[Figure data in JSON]
....

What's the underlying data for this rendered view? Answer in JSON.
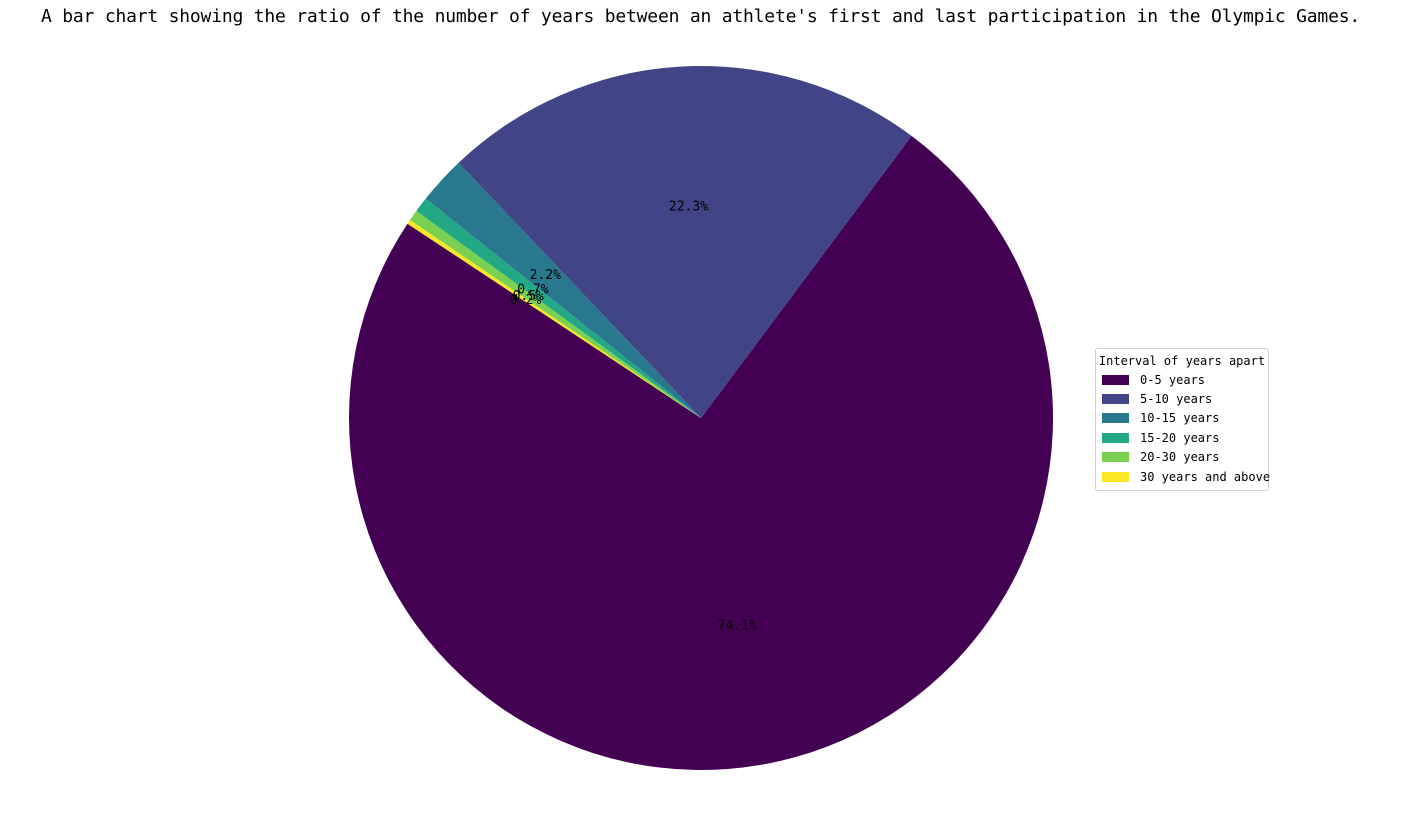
{
  "chart_data": {
    "type": "pie",
    "title": "A bar chart showing the ratio of the number of years between an athlete's first and last participation in the Olympic Games.",
    "categories": [
      "0-5 years",
      "5-10 years",
      "10-15 years",
      "15-20 years",
      "20-30 years",
      "30 years and above"
    ],
    "values": [
      74.1,
      22.3,
      2.2,
      0.7,
      0.5,
      0.2
    ],
    "value_labels": [
      "74.1%",
      "22.3%",
      "2.2%",
      "0.7%",
      "0.5%",
      "0.2%"
    ],
    "colors": [
      "#440154",
      "#414487",
      "#2a788e",
      "#22a884",
      "#7ad151",
      "#fde725"
    ],
    "start_angle_deg": 146.5,
    "direction": "counterclockwise",
    "legend": {
      "title": "Interval of years apart",
      "placement": "right"
    }
  }
}
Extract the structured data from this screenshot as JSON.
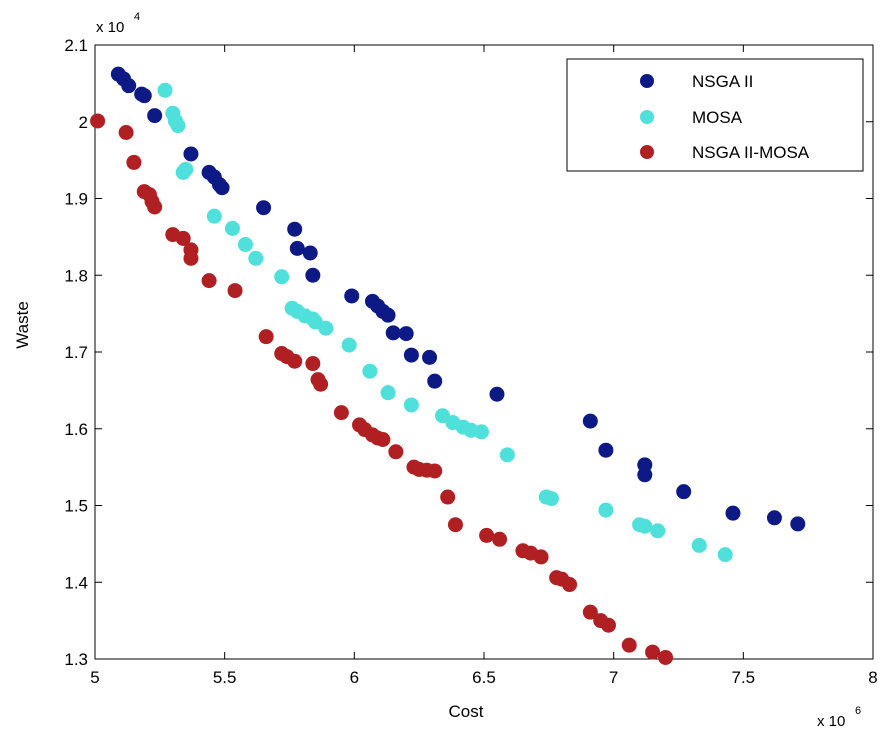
{
  "chart_data": {
    "type": "scatter",
    "xlabel": "Cost",
    "ylabel": "Waste",
    "x_exponent_label": "x 10",
    "x_exponent_power": "6",
    "y_exponent_label": "x 10",
    "y_exponent_power": "4",
    "xlim": [
      5,
      8
    ],
    "ylim": [
      1.3,
      2.1
    ],
    "x_ticks": [
      5,
      5.5,
      6,
      6.5,
      7,
      7.5,
      8
    ],
    "x_tick_labels": [
      "5",
      "5.5",
      "6",
      "6.5",
      "7",
      "7.5",
      "8"
    ],
    "y_ticks": [
      1.3,
      1.4,
      1.5,
      1.6,
      1.7,
      1.8,
      1.9,
      2.0,
      2.1
    ],
    "y_tick_labels": [
      "1.3",
      "1.4",
      "1.5",
      "1.6",
      "1.7",
      "1.8",
      "1.9",
      "2",
      "2.1"
    ],
    "grid": false,
    "legend_position": "top-right",
    "series": [
      {
        "name": "NSGA II",
        "color": "#0d1a85",
        "points": [
          [
            5.09,
            2.062
          ],
          [
            5.11,
            2.056
          ],
          [
            5.13,
            2.047
          ],
          [
            5.18,
            2.036
          ],
          [
            5.19,
            2.034
          ],
          [
            5.23,
            2.008
          ],
          [
            5.37,
            1.958
          ],
          [
            5.44,
            1.934
          ],
          [
            5.46,
            1.928
          ],
          [
            5.48,
            1.918
          ],
          [
            5.49,
            1.914
          ],
          [
            5.65,
            1.888
          ],
          [
            5.77,
            1.86
          ],
          [
            5.78,
            1.835
          ],
          [
            5.83,
            1.829
          ],
          [
            5.84,
            1.8
          ],
          [
            5.99,
            1.773
          ],
          [
            6.07,
            1.766
          ],
          [
            6.09,
            1.76
          ],
          [
            6.11,
            1.753
          ],
          [
            6.13,
            1.748
          ],
          [
            6.15,
            1.725
          ],
          [
            6.2,
            1.724
          ],
          [
            6.22,
            1.696
          ],
          [
            6.29,
            1.693
          ],
          [
            6.31,
            1.662
          ],
          [
            6.55,
            1.645
          ],
          [
            6.91,
            1.61
          ],
          [
            6.97,
            1.572
          ],
          [
            7.12,
            1.553
          ],
          [
            7.12,
            1.54
          ],
          [
            7.27,
            1.518
          ],
          [
            7.46,
            1.49
          ],
          [
            7.62,
            1.484
          ],
          [
            7.71,
            1.476
          ]
        ]
      },
      {
        "name": "MOSA",
        "color": "#4fe0dc",
        "points": [
          [
            5.27,
            2.041
          ],
          [
            5.3,
            2.011
          ],
          [
            5.31,
            2.001
          ],
          [
            5.32,
            1.995
          ],
          [
            5.34,
            1.934
          ],
          [
            5.35,
            1.938
          ],
          [
            5.46,
            1.877
          ],
          [
            5.53,
            1.861
          ],
          [
            5.58,
            1.84
          ],
          [
            5.62,
            1.822
          ],
          [
            5.72,
            1.798
          ],
          [
            5.76,
            1.757
          ],
          [
            5.78,
            1.753
          ],
          [
            5.81,
            1.747
          ],
          [
            5.84,
            1.743
          ],
          [
            5.85,
            1.739
          ],
          [
            5.89,
            1.731
          ],
          [
            5.98,
            1.709
          ],
          [
            6.06,
            1.675
          ],
          [
            6.13,
            1.647
          ],
          [
            6.22,
            1.631
          ],
          [
            6.34,
            1.617
          ],
          [
            6.38,
            1.608
          ],
          [
            6.42,
            1.602
          ],
          [
            6.45,
            1.598
          ],
          [
            6.49,
            1.596
          ],
          [
            6.59,
            1.566
          ],
          [
            6.74,
            1.511
          ],
          [
            6.76,
            1.509
          ],
          [
            6.97,
            1.494
          ],
          [
            7.1,
            1.475
          ],
          [
            7.12,
            1.473
          ],
          [
            7.17,
            1.467
          ],
          [
            7.33,
            1.448
          ],
          [
            7.43,
            1.436
          ]
        ]
      },
      {
        "name": "NSGA II-MOSA",
        "color": "#b02022",
        "points": [
          [
            5.01,
            2.001
          ],
          [
            5.12,
            1.986
          ],
          [
            5.15,
            1.947
          ],
          [
            5.19,
            1.909
          ],
          [
            5.21,
            1.905
          ],
          [
            5.22,
            1.896
          ],
          [
            5.23,
            1.889
          ],
          [
            5.3,
            1.853
          ],
          [
            5.34,
            1.848
          ],
          [
            5.37,
            1.833
          ],
          [
            5.37,
            1.822
          ],
          [
            5.44,
            1.793
          ],
          [
            5.54,
            1.78
          ],
          [
            5.66,
            1.72
          ],
          [
            5.72,
            1.698
          ],
          [
            5.74,
            1.694
          ],
          [
            5.77,
            1.688
          ],
          [
            5.84,
            1.685
          ],
          [
            5.86,
            1.664
          ],
          [
            5.87,
            1.658
          ],
          [
            5.95,
            1.621
          ],
          [
            6.02,
            1.605
          ],
          [
            6.04,
            1.599
          ],
          [
            6.07,
            1.592
          ],
          [
            6.09,
            1.588
          ],
          [
            6.11,
            1.586
          ],
          [
            6.16,
            1.57
          ],
          [
            6.23,
            1.55
          ],
          [
            6.25,
            1.547
          ],
          [
            6.28,
            1.546
          ],
          [
            6.31,
            1.545
          ],
          [
            6.36,
            1.511
          ],
          [
            6.39,
            1.475
          ],
          [
            6.51,
            1.461
          ],
          [
            6.56,
            1.456
          ],
          [
            6.65,
            1.441
          ],
          [
            6.68,
            1.438
          ],
          [
            6.72,
            1.433
          ],
          [
            6.78,
            1.406
          ],
          [
            6.8,
            1.404
          ],
          [
            6.83,
            1.397
          ],
          [
            6.91,
            1.361
          ],
          [
            6.95,
            1.35
          ],
          [
            6.98,
            1.344
          ],
          [
            7.06,
            1.318
          ],
          [
            7.15,
            1.309
          ],
          [
            7.2,
            1.302
          ]
        ]
      }
    ]
  }
}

....

Reproduce every entry word for word, but omit the pictures.

What's the underlying data for this rendered view? Answer in JSON.
{
  "chart_data": {
    "type": "pie",
    "title": "A bar chart showing the ratio of the number of years between an athlete's first and last participation in the Olympic Games.",
    "categories": [
      "0-5 years",
      "5-10 years",
      "10-15 years",
      "15-20 years",
      "20-30 years",
      "30 years and above"
    ],
    "values": [
      74.1,
      22.3,
      2.2,
      0.7,
      0.5,
      0.2
    ],
    "value_labels": [
      "74.1%",
      "22.3%",
      "2.2%",
      "0.7%",
      "0.5%",
      "0.2%"
    ],
    "colors": [
      "#440154",
      "#414487",
      "#2a788e",
      "#22a884",
      "#7ad151",
      "#fde725"
    ],
    "start_angle_deg": 146.5,
    "direction": "counterclockwise",
    "legend": {
      "title": "Interval of years apart",
      "placement": "right"
    }
  }
}
Extract the structured data from this screenshot as JSON.
{
  "chart_data": {
    "type": "scatter",
    "xlabel": "Cost",
    "ylabel": "Waste",
    "x_exponent_label": "x 10",
    "x_exponent_power": "6",
    "y_exponent_label": "x 10",
    "y_exponent_power": "4",
    "xlim": [
      5,
      8
    ],
    "ylim": [
      1.3,
      2.1
    ],
    "x_ticks": [
      5,
      5.5,
      6,
      6.5,
      7,
      7.5,
      8
    ],
    "x_tick_labels": [
      "5",
      "5.5",
      "6",
      "6.5",
      "7",
      "7.5",
      "8"
    ],
    "y_ticks": [
      1.3,
      1.4,
      1.5,
      1.6,
      1.7,
      1.8,
      1.9,
      2.0,
      2.1
    ],
    "y_tick_labels": [
      "1.3",
      "1.4",
      "1.5",
      "1.6",
      "1.7",
      "1.8",
      "1.9",
      "2",
      "2.1"
    ],
    "grid": false,
    "legend_position": "top-right",
    "series": [
      {
        "name": "NSGA II",
        "color": "#0d1a85",
        "points": [
          [
            5.09,
            2.062
          ],
          [
            5.11,
            2.056
          ],
          [
            5.13,
            2.047
          ],
          [
            5.18,
            2.036
          ],
          [
            5.19,
            2.034
          ],
          [
            5.23,
            2.008
          ],
          [
            5.37,
            1.958
          ],
          [
            5.44,
            1.934
          ],
          [
            5.46,
            1.928
          ],
          [
            5.48,
            1.918
          ],
          [
            5.49,
            1.914
          ],
          [
            5.65,
            1.888
          ],
          [
            5.77,
            1.86
          ],
          [
            5.78,
            1.835
          ],
          [
            5.83,
            1.829
          ],
          [
            5.84,
            1.8
          ],
          [
            5.99,
            1.773
          ],
          [
            6.07,
            1.766
          ],
          [
            6.09,
            1.76
          ],
          [
            6.11,
            1.753
          ],
          [
            6.13,
            1.748
          ],
          [
            6.15,
            1.725
          ],
          [
            6.2,
            1.724
          ],
          [
            6.22,
            1.696
          ],
          [
            6.29,
            1.693
          ],
          [
            6.31,
            1.662
          ],
          [
            6.55,
            1.645
          ],
          [
            6.91,
            1.61
          ],
          [
            6.97,
            1.572
          ],
          [
            7.12,
            1.553
          ],
          [
            7.12,
            1.54
          ],
          [
            7.27,
            1.518
          ],
          [
            7.46,
            1.49
          ],
          [
            7.62,
            1.484
          ],
          [
            7.71,
            1.476
          ]
        ]
      },
      {
        "name": "MOSA",
        "color": "#4fe0dc",
        "points": [
          [
            5.27,
            2.041
          ],
          [
            5.3,
            2.011
          ],
          [
            5.31,
            2.001
          ],
          [
            5.32,
            1.995
          ],
          [
            5.34,
            1.934
          ],
          [
            5.35,
            1.938
          ],
          [
            5.46,
            1.877
          ],
          [
            5.53,
            1.861
          ],
          [
            5.58,
            1.84
          ],
          [
            5.62,
            1.822
          ],
          [
            5.72,
            1.798
          ],
          [
            5.76,
            1.757
          ],
          [
            5.78,
            1.753
          ],
          [
            5.81,
            1.747
          ],
          [
            5.84,
            1.743
          ],
          [
            5.85,
            1.739
          ],
          [
            5.89,
            1.731
          ],
          [
            5.98,
            1.709
          ],
          [
            6.06,
            1.675
          ],
          [
            6.13,
            1.647
          ],
          [
            6.22,
            1.631
          ],
          [
            6.34,
            1.617
          ],
          [
            6.38,
            1.608
          ],
          [
            6.42,
            1.602
          ],
          [
            6.45,
            1.598
          ],
          [
            6.49,
            1.596
          ],
          [
            6.59,
            1.566
          ],
          [
            6.74,
            1.511
          ],
          [
            6.76,
            1.509
          ],
          [
            6.97,
            1.494
          ],
          [
            7.1,
            1.475
          ],
          [
            7.12,
            1.473
          ],
          [
            7.17,
            1.467
          ],
          [
            7.33,
            1.448
          ],
          [
            7.43,
            1.436
          ]
        ]
      },
      {
        "name": "NSGA II-MOSA",
        "color": "#b02022",
        "points": [
          [
            5.01,
            2.001
          ],
          [
            5.12,
            1.986
          ],
          [
            5.15,
            1.947
          ],
          [
            5.19,
            1.909
          ],
          [
            5.21,
            1.905
          ],
          [
            5.22,
            1.896
          ],
          [
            5.23,
            1.889
          ],
          [
            5.3,
            1.853
          ],
          [
            5.34,
            1.848
          ],
          [
            5.37,
            1.833
          ],
          [
            5.37,
            1.822
          ],
          [
            5.44,
            1.793
          ],
          [
            5.54,
            1.78
          ],
          [
            5.66,
            1.72
          ],
          [
            5.72,
            1.698
          ],
          [
            5.74,
            1.694
          ],
          [
            5.77,
            1.688
          ],
          [
            5.84,
            1.685
          ],
          [
            5.86,
            1.664
          ],
          [
            5.87,
            1.658
          ],
          [
            5.95,
            1.621
          ],
          [
            6.02,
            1.605
          ],
          [
            6.04,
            1.599
          ],
          [
            6.07,
            1.592
          ],
          [
            6.09,
            1.588
          ],
          [
            6.11,
            1.586
          ],
          [
            6.16,
            1.57
          ],
          [
            6.23,
            1.55
          ],
          [
            6.25,
            1.547
          ],
          [
            6.28,
            1.546
          ],
          [
            6.31,
            1.545
          ],
          [
            6.36,
            1.511
          ],
          [
            6.39,
            1.475
          ],
          [
            6.51,
            1.461
          ],
          [
            6.56,
            1.456
          ],
          [
            6.65,
            1.441
          ],
          [
            6.68,
            1.438
          ],
          [
            6.72,
            1.433
          ],
          [
            6.78,
            1.406
          ],
          [
            6.8,
            1.404
          ],
          [
            6.83,
            1.397
          ],
          [
            6.91,
            1.361
          ],
          [
            6.95,
            1.35
          ],
          [
            6.98,
            1.344
          ],
          [
            7.06,
            1.318
          ],
          [
            7.15,
            1.309
          ],
          [
            7.2,
            1.302
          ]
        ]
      }
    ]
  }
}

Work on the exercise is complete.